▶ **Task**:
Pictures aside, repeat every entry exactly.

▶ **Data provided**:
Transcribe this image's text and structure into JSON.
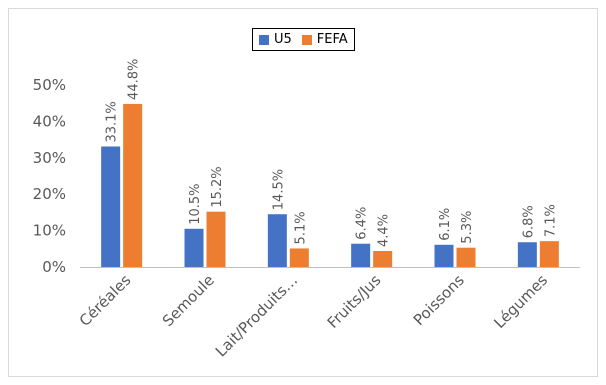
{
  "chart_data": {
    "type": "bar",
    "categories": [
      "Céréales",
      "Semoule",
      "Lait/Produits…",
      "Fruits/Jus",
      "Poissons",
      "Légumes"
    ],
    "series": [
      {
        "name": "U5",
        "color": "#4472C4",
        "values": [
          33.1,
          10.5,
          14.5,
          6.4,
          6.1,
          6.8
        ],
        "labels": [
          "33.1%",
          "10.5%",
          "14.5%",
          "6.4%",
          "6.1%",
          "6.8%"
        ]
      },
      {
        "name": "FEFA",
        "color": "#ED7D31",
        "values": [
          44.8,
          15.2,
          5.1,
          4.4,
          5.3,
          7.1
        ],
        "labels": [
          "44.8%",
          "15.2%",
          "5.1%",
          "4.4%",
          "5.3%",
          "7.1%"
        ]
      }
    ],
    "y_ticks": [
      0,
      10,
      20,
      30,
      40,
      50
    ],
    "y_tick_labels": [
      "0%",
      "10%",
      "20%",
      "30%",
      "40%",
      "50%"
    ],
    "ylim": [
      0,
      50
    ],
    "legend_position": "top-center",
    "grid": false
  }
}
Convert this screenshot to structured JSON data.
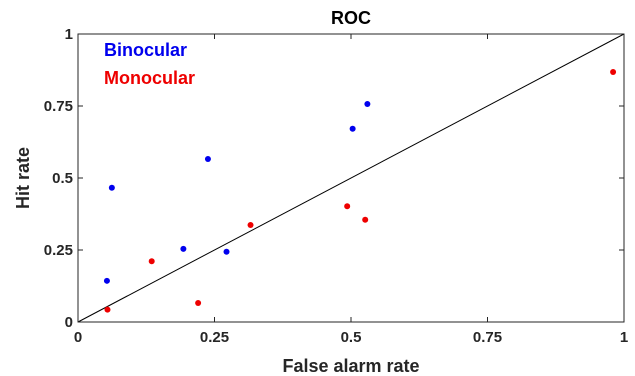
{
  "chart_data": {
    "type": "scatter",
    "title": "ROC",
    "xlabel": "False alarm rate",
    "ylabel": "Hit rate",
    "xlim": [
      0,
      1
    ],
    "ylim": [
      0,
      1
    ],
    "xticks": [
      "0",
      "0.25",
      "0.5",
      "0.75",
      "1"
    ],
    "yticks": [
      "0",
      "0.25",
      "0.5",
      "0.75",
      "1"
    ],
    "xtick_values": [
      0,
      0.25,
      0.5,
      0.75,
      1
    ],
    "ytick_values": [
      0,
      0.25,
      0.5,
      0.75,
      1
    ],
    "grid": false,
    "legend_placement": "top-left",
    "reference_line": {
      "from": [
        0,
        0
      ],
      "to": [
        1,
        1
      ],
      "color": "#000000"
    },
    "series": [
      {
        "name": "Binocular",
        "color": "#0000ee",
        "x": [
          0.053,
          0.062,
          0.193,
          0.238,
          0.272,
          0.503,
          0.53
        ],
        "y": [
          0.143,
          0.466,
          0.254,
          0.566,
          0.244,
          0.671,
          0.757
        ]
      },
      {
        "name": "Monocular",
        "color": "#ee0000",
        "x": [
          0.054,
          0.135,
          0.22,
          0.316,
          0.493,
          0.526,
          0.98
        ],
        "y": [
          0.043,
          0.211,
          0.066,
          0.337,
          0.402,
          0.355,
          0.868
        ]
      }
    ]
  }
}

▶ **Exercise output**:
Transcribe this image's text and structure into JSON.
{
  "chart_data": {
    "type": "bar",
    "categories": [
      "Céréales",
      "Semoule",
      "Lait/Produits…",
      "Fruits/Jus",
      "Poissons",
      "Légumes"
    ],
    "series": [
      {
        "name": "U5",
        "color": "#4472C4",
        "values": [
          33.1,
          10.5,
          14.5,
          6.4,
          6.1,
          6.8
        ],
        "labels": [
          "33.1%",
          "10.5%",
          "14.5%",
          "6.4%",
          "6.1%",
          "6.8%"
        ]
      },
      {
        "name": "FEFA",
        "color": "#ED7D31",
        "values": [
          44.8,
          15.2,
          5.1,
          4.4,
          5.3,
          7.1
        ],
        "labels": [
          "44.8%",
          "15.2%",
          "5.1%",
          "4.4%",
          "5.3%",
          "7.1%"
        ]
      }
    ],
    "y_ticks": [
      0,
      10,
      20,
      30,
      40,
      50
    ],
    "y_tick_labels": [
      "0%",
      "10%",
      "20%",
      "30%",
      "40%",
      "50%"
    ],
    "ylim": [
      0,
      50
    ],
    "legend_position": "top-center",
    "grid": false
  }
}
Convert this screenshot to structured JSON data.
{
  "chart_data": {
    "type": "scatter",
    "title": "ROC",
    "xlabel": "False alarm rate",
    "ylabel": "Hit rate",
    "xlim": [
      0,
      1
    ],
    "ylim": [
      0,
      1
    ],
    "xticks": [
      "0",
      "0.25",
      "0.5",
      "0.75",
      "1"
    ],
    "yticks": [
      "0",
      "0.25",
      "0.5",
      "0.75",
      "1"
    ],
    "xtick_values": [
      0,
      0.25,
      0.5,
      0.75,
      1
    ],
    "ytick_values": [
      0,
      0.25,
      0.5,
      0.75,
      1
    ],
    "grid": false,
    "legend_placement": "top-left",
    "reference_line": {
      "from": [
        0,
        0
      ],
      "to": [
        1,
        1
      ],
      "color": "#000000"
    },
    "series": [
      {
        "name": "Binocular",
        "color": "#0000ee",
        "x": [
          0.053,
          0.062,
          0.193,
          0.238,
          0.272,
          0.503,
          0.53
        ],
        "y": [
          0.143,
          0.466,
          0.254,
          0.566,
          0.244,
          0.671,
          0.757
        ]
      },
      {
        "name": "Monocular",
        "color": "#ee0000",
        "x": [
          0.054,
          0.135,
          0.22,
          0.316,
          0.493,
          0.526,
          0.98
        ],
        "y": [
          0.043,
          0.211,
          0.066,
          0.337,
          0.402,
          0.355,
          0.868
        ]
      }
    ]
  }
}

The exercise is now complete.